**Exercise**.
Would you return all of this data exactly, leaving nothing out?

(Stored items)
########################################

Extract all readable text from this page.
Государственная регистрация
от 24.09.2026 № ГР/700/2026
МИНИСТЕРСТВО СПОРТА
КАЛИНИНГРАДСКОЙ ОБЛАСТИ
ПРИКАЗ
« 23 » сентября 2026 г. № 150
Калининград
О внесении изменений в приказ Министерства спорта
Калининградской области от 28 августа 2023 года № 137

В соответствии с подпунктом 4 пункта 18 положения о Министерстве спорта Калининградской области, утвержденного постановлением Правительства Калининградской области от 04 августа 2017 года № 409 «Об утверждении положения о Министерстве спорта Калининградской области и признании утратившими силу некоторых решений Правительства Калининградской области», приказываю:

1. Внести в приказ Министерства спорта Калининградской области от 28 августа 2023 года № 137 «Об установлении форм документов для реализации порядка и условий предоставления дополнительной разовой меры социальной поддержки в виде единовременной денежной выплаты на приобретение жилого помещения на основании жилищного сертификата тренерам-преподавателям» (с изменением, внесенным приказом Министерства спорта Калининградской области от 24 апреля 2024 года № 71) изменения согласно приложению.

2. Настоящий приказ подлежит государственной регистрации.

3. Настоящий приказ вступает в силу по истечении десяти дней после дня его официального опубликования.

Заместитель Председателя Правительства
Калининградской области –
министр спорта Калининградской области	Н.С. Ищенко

########################################

**Solution below**.
Extract all readable text from this page.
Государственная регистрация
от 24.09.2026 № ГР/700/2026
МИНИСТЕРСТВО СПОРТА
КАЛИНИНГРАДСКОЙ ОБЛАСТИ
ПРИКАЗ
« 23 » сентября 2026 г. № 150
Калининград
О внесении изменений в приказ Министерства спорта
Калининградской области от 28 августа 2023 года № 137

В соответствии с подпунктом 4 пункта 18 положения о Министерстве спорта Калининградской области, утвержденного постановлением Правительства Калининградской области от 04 августа 2017 года № 409 «Об утверждении положения о Министерстве спорта Калининградской области и признании утратившими силу некоторых решений Правительства Калининградской области», приказываю:

1. Внести в приказ Министерства спорта Калининградской области от 28 августа 2023 года № 137 «Об установлении форм документов для реализации порядка и условий предоставления дополнительной разовой меры социальной поддержки в виде единовременной денежной выплаты на приобретение жилого помещения на основании жилищного сертификата тренерам-преподавателям» (с изменением, внесенным приказом Министерства спорта Калининградской области от 24 апреля 2024 года № 71) изменения согласно приложению.

2. Настоящий приказ подлежит государственной регистрации.

3. Настоящий приказ вступает в силу по истечении десяти дней после дня его официального опубликования.

Заместитель Председателя Правительства
Калининградской области –
министр спорта Калининградской области	Н.С. Ищенко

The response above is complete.